##### EXTRACTED RECORDS
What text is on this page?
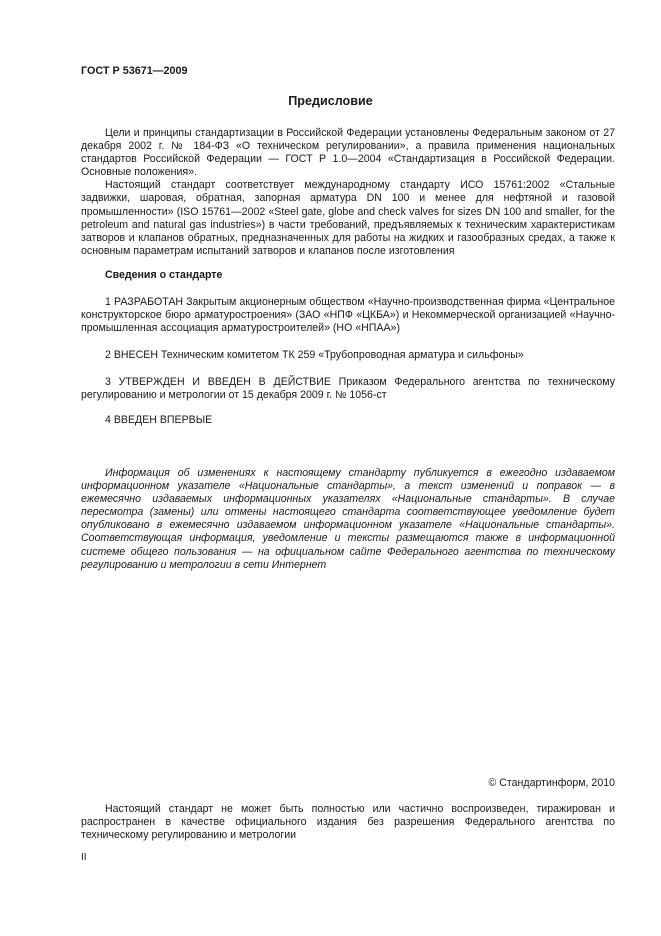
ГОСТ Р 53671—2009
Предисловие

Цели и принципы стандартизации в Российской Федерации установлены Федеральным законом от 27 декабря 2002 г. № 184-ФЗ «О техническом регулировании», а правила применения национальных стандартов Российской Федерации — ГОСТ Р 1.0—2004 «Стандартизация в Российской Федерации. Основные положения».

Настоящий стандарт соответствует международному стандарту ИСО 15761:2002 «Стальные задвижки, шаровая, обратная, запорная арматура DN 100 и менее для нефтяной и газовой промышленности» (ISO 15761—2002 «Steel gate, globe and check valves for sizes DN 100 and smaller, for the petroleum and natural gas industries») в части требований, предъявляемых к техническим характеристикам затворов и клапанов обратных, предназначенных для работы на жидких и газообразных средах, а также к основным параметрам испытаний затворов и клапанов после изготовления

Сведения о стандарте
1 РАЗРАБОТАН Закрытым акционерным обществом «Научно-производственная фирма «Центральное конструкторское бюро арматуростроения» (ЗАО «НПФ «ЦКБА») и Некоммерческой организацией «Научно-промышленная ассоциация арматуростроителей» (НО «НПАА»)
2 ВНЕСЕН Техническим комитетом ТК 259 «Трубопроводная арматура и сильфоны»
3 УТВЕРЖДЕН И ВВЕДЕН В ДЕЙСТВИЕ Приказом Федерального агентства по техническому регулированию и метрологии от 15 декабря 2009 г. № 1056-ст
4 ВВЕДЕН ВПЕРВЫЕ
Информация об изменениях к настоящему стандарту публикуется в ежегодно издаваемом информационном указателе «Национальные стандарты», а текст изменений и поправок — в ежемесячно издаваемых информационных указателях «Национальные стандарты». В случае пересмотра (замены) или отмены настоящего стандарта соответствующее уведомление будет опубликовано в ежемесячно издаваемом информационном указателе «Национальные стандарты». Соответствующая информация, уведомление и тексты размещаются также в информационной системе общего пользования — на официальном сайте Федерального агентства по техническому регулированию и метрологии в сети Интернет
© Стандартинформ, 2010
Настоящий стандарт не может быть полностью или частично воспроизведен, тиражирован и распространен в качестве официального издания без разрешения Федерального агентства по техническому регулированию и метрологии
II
##########
### [WHAT THIS TASK INVOLVES]
Copy down every line of the material above that includes the string "ГОСТ".

### [THE ANSWER]
ГОСТ Р 53671—2009
Цели и принципы стандартизации в Российской Федерации установлены Федеральным законом от 27 декабря 2002 г. № 184-ФЗ «О техническом регулировании», а правила применения национальных стандартов Российской Федерации — ГОСТ Р 1.0—2004 «Стандартизация в Российской Федерации. Основные положения».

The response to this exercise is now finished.